+++ Given information

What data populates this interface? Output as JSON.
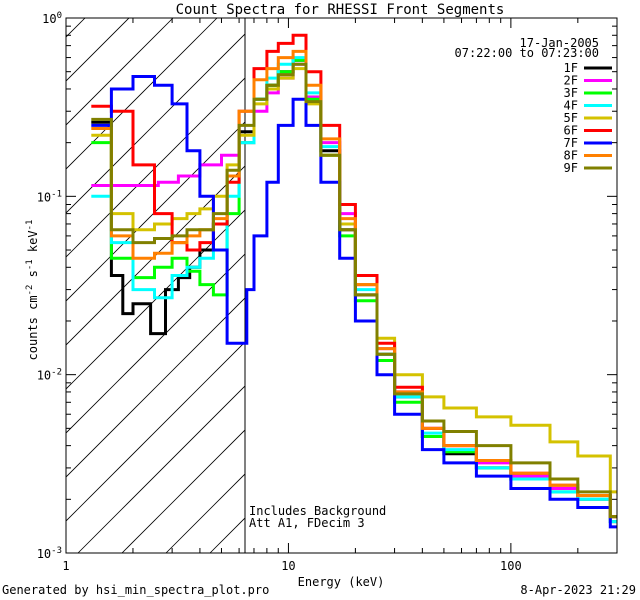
{
  "chart_data": {
    "type": "line",
    "title": "Count Spectra for RHESSI Front Segments",
    "date": "17-Jan-2005",
    "time_range": "07:22:00 to 07:23:00",
    "xlabel": "Energy (keV)",
    "ylabel_main": "counts cm",
    "ylabel_exp1": "-2",
    "ylabel_mid": " s",
    "ylabel_exp2": "-1",
    "ylabel_end": " keV",
    "ylabel_exp3": "-1",
    "x_scale": "log",
    "y_scale": "log",
    "xlim": [
      1.0,
      300
    ],
    "ylim": [
      0.001,
      1.0
    ],
    "x_ticks": [
      {
        "v": 1,
        "label": "1"
      },
      {
        "v": 10,
        "label": "10"
      },
      {
        "v": 100,
        "label": "100"
      }
    ],
    "y_ticks": [
      {
        "v": 1,
        "base": "10",
        "exp": "0"
      },
      {
        "v": 0.1,
        "base": "10",
        "exp": "-1"
      },
      {
        "v": 0.01,
        "base": "10",
        "exp": "-2"
      },
      {
        "v": 0.001,
        "base": "10",
        "exp": "-3"
      }
    ],
    "attenuator_cutoff_kev": 6,
    "annotation_line1": "Includes Background",
    "annotation_line2": "Att A1, FDecim 3",
    "footer_left": "Generated by hsi_min_spectra_plot.pro",
    "footer_right": "8-Apr-2023 21:29",
    "series": [
      {
        "name": "1F",
        "color": "#000000",
        "points": [
          [
            1.3,
            0.26
          ],
          [
            1.6,
            0.036
          ],
          [
            1.8,
            0.022
          ],
          [
            2.0,
            0.025
          ],
          [
            2.4,
            0.017
          ],
          [
            2.8,
            0.03
          ],
          [
            3.2,
            0.035
          ],
          [
            3.6,
            0.04
          ],
          [
            4.0,
            0.05
          ],
          [
            4.6,
            0.07
          ],
          [
            5.3,
            0.13
          ],
          [
            6.0,
            0.23
          ],
          [
            7.0,
            0.35
          ],
          [
            8.0,
            0.42
          ],
          [
            9.0,
            0.5
          ],
          [
            10.5,
            0.58
          ],
          [
            12.0,
            0.36
          ],
          [
            14.0,
            0.18
          ],
          [
            17.0,
            0.065
          ],
          [
            20.0,
            0.028
          ],
          [
            25.0,
            0.013
          ],
          [
            30.0,
            0.0075
          ],
          [
            40.0,
            0.0045
          ],
          [
            50.0,
            0.0036
          ],
          [
            70.0,
            0.003
          ],
          [
            100.0,
            0.0026
          ],
          [
            150.0,
            0.0023
          ],
          [
            200.0,
            0.0021
          ],
          [
            280.0,
            0.0016
          ]
        ]
      },
      {
        "name": "2F",
        "color": "#ff00ff",
        "points": [
          [
            1.3,
            0.115
          ],
          [
            2.0,
            0.115
          ],
          [
            2.6,
            0.12
          ],
          [
            3.2,
            0.13
          ],
          [
            4.0,
            0.15
          ],
          [
            5.0,
            0.17
          ],
          [
            6.0,
            0.2
          ],
          [
            7.0,
            0.3
          ],
          [
            8.0,
            0.38
          ],
          [
            9.0,
            0.46
          ],
          [
            10.5,
            0.55
          ],
          [
            12.0,
            0.36
          ],
          [
            14.0,
            0.2
          ],
          [
            17.0,
            0.08
          ],
          [
            20.0,
            0.032
          ],
          [
            25.0,
            0.014
          ],
          [
            30.0,
            0.008
          ],
          [
            40.0,
            0.005
          ],
          [
            50.0,
            0.004
          ],
          [
            70.0,
            0.0032
          ],
          [
            100.0,
            0.0027
          ],
          [
            150.0,
            0.0023
          ],
          [
            200.0,
            0.002
          ],
          [
            280.0,
            0.0015
          ]
        ]
      },
      {
        "name": "3F",
        "color": "#00ff00",
        "points": [
          [
            1.3,
            0.2
          ],
          [
            1.6,
            0.045
          ],
          [
            2.0,
            0.035
          ],
          [
            2.5,
            0.04
          ],
          [
            3.0,
            0.045
          ],
          [
            3.5,
            0.038
          ],
          [
            4.0,
            0.032
          ],
          [
            4.6,
            0.028
          ],
          [
            5.3,
            0.08
          ],
          [
            6.0,
            0.2
          ],
          [
            7.0,
            0.35
          ],
          [
            8.0,
            0.42
          ],
          [
            9.0,
            0.5
          ],
          [
            10.5,
            0.58
          ],
          [
            12.0,
            0.35
          ],
          [
            14.0,
            0.17
          ],
          [
            17.0,
            0.06
          ],
          [
            20.0,
            0.026
          ],
          [
            25.0,
            0.012
          ],
          [
            30.0,
            0.007
          ],
          [
            40.0,
            0.0045
          ],
          [
            50.0,
            0.0037
          ],
          [
            70.0,
            0.003
          ],
          [
            100.0,
            0.0026
          ],
          [
            150.0,
            0.0022
          ],
          [
            200.0,
            0.002
          ],
          [
            280.0,
            0.0015
          ]
        ]
      },
      {
        "name": "4F",
        "color": "#00ffff",
        "points": [
          [
            1.3,
            0.1
          ],
          [
            1.6,
            0.055
          ],
          [
            2.0,
            0.03
          ],
          [
            2.5,
            0.027
          ],
          [
            3.0,
            0.036
          ],
          [
            3.5,
            0.04
          ],
          [
            4.0,
            0.045
          ],
          [
            4.6,
            0.05
          ],
          [
            5.3,
            0.1
          ],
          [
            6.0,
            0.2
          ],
          [
            7.0,
            0.35
          ],
          [
            8.0,
            0.46
          ],
          [
            9.0,
            0.55
          ],
          [
            10.5,
            0.6
          ],
          [
            12.0,
            0.38
          ],
          [
            14.0,
            0.19
          ],
          [
            17.0,
            0.07
          ],
          [
            20.0,
            0.03
          ],
          [
            25.0,
            0.013
          ],
          [
            30.0,
            0.0075
          ],
          [
            40.0,
            0.0047
          ],
          [
            50.0,
            0.0038
          ],
          [
            70.0,
            0.003
          ],
          [
            100.0,
            0.0026
          ],
          [
            150.0,
            0.0022
          ],
          [
            200.0,
            0.002
          ],
          [
            280.0,
            0.0015
          ]
        ]
      },
      {
        "name": "5F",
        "color": "#d4c200",
        "points": [
          [
            1.3,
            0.22
          ],
          [
            1.6,
            0.08
          ],
          [
            2.0,
            0.065
          ],
          [
            2.5,
            0.07
          ],
          [
            3.0,
            0.075
          ],
          [
            3.5,
            0.08
          ],
          [
            4.0,
            0.085
          ],
          [
            4.6,
            0.1
          ],
          [
            5.3,
            0.15
          ],
          [
            6.0,
            0.22
          ],
          [
            7.0,
            0.33
          ],
          [
            8.0,
            0.4
          ],
          [
            9.0,
            0.46
          ],
          [
            10.5,
            0.52
          ],
          [
            12.0,
            0.33
          ],
          [
            14.0,
            0.17
          ],
          [
            17.0,
            0.07
          ],
          [
            20.0,
            0.032
          ],
          [
            25.0,
            0.016
          ],
          [
            30.0,
            0.01
          ],
          [
            40.0,
            0.0075
          ],
          [
            50.0,
            0.0065
          ],
          [
            70.0,
            0.0058
          ],
          [
            100.0,
            0.0052
          ],
          [
            150.0,
            0.0042
          ],
          [
            200.0,
            0.0035
          ],
          [
            280.0,
            0.0022
          ]
        ]
      },
      {
        "name": "6F",
        "color": "#ff0000",
        "points": [
          [
            1.3,
            0.32
          ],
          [
            1.6,
            0.3
          ],
          [
            2.0,
            0.15
          ],
          [
            2.5,
            0.08
          ],
          [
            3.0,
            0.055
          ],
          [
            3.5,
            0.05
          ],
          [
            4.0,
            0.055
          ],
          [
            4.6,
            0.07
          ],
          [
            5.3,
            0.12
          ],
          [
            6.0,
            0.3
          ],
          [
            7.0,
            0.52
          ],
          [
            8.0,
            0.65
          ],
          [
            9.0,
            0.72
          ],
          [
            10.5,
            0.8
          ],
          [
            12.0,
            0.5
          ],
          [
            14.0,
            0.25
          ],
          [
            17.0,
            0.09
          ],
          [
            20.0,
            0.036
          ],
          [
            25.0,
            0.015
          ],
          [
            30.0,
            0.0085
          ],
          [
            40.0,
            0.005
          ],
          [
            50.0,
            0.004
          ],
          [
            70.0,
            0.0033
          ],
          [
            100.0,
            0.0028
          ],
          [
            150.0,
            0.0024
          ],
          [
            200.0,
            0.0021
          ],
          [
            280.0,
            0.0016
          ]
        ]
      },
      {
        "name": "7F",
        "color": "#0000ff",
        "points": [
          [
            1.3,
            0.25
          ],
          [
            1.6,
            0.4
          ],
          [
            2.0,
            0.47
          ],
          [
            2.5,
            0.42
          ],
          [
            3.0,
            0.33
          ],
          [
            3.5,
            0.18
          ],
          [
            4.0,
            0.1
          ],
          [
            4.6,
            0.05
          ],
          [
            5.3,
            0.015
          ],
          [
            6.0,
            0.015
          ],
          [
            6.5,
            0.03
          ],
          [
            7.0,
            0.06
          ],
          [
            8.0,
            0.12
          ],
          [
            9.0,
            0.25
          ],
          [
            10.5,
            0.35
          ],
          [
            12.0,
            0.25
          ],
          [
            14.0,
            0.12
          ],
          [
            17.0,
            0.045
          ],
          [
            20.0,
            0.02
          ],
          [
            25.0,
            0.01
          ],
          [
            30.0,
            0.006
          ],
          [
            40.0,
            0.0038
          ],
          [
            50.0,
            0.0032
          ],
          [
            70.0,
            0.0027
          ],
          [
            100.0,
            0.0023
          ],
          [
            150.0,
            0.002
          ],
          [
            200.0,
            0.0018
          ],
          [
            280.0,
            0.0014
          ]
        ]
      },
      {
        "name": "8F",
        "color": "#ff8000",
        "points": [
          [
            1.3,
            0.24
          ],
          [
            1.6,
            0.06
          ],
          [
            2.0,
            0.045
          ],
          [
            2.5,
            0.048
          ],
          [
            3.0,
            0.055
          ],
          [
            3.5,
            0.06
          ],
          [
            4.0,
            0.065
          ],
          [
            4.6,
            0.075
          ],
          [
            5.3,
            0.13
          ],
          [
            6.0,
            0.3
          ],
          [
            7.0,
            0.45
          ],
          [
            8.0,
            0.52
          ],
          [
            9.0,
            0.6
          ],
          [
            10.5,
            0.65
          ],
          [
            12.0,
            0.42
          ],
          [
            14.0,
            0.21
          ],
          [
            17.0,
            0.075
          ],
          [
            20.0,
            0.032
          ],
          [
            25.0,
            0.014
          ],
          [
            30.0,
            0.008
          ],
          [
            40.0,
            0.005
          ],
          [
            50.0,
            0.004
          ],
          [
            70.0,
            0.0033
          ],
          [
            100.0,
            0.0028
          ],
          [
            150.0,
            0.0024
          ],
          [
            200.0,
            0.0021
          ],
          [
            280.0,
            0.0016
          ]
        ]
      },
      {
        "name": "9F",
        "color": "#808000",
        "points": [
          [
            1.3,
            0.27
          ],
          [
            1.6,
            0.065
          ],
          [
            2.0,
            0.055
          ],
          [
            2.5,
            0.058
          ],
          [
            3.0,
            0.06
          ],
          [
            3.5,
            0.065
          ],
          [
            4.0,
            0.065
          ],
          [
            4.6,
            0.08
          ],
          [
            5.3,
            0.14
          ],
          [
            6.0,
            0.25
          ],
          [
            7.0,
            0.35
          ],
          [
            8.0,
            0.42
          ],
          [
            9.0,
            0.48
          ],
          [
            10.5,
            0.55
          ],
          [
            12.0,
            0.34
          ],
          [
            14.0,
            0.17
          ],
          [
            17.0,
            0.065
          ],
          [
            20.0,
            0.028
          ],
          [
            25.0,
            0.013
          ],
          [
            30.0,
            0.0078
          ],
          [
            40.0,
            0.0055
          ],
          [
            50.0,
            0.0048
          ],
          [
            70.0,
            0.004
          ],
          [
            100.0,
            0.0032
          ],
          [
            150.0,
            0.0026
          ],
          [
            200.0,
            0.0022
          ],
          [
            280.0,
            0.0016
          ]
        ]
      }
    ]
  }
}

++++++

● **What this task involves**:
Locate the lines above that contain "color" and copy them.

● **Response for this exercise**:
        "color": "#000000",
        "color": "#ff00ff",
        "color": "#00ff00",
        "color": "#00ffff",
        "color": "#d4c200",
        "color": "#ff0000",
        "color": "#0000ff",
        "color": "#ff8000",
        "color": "#808000",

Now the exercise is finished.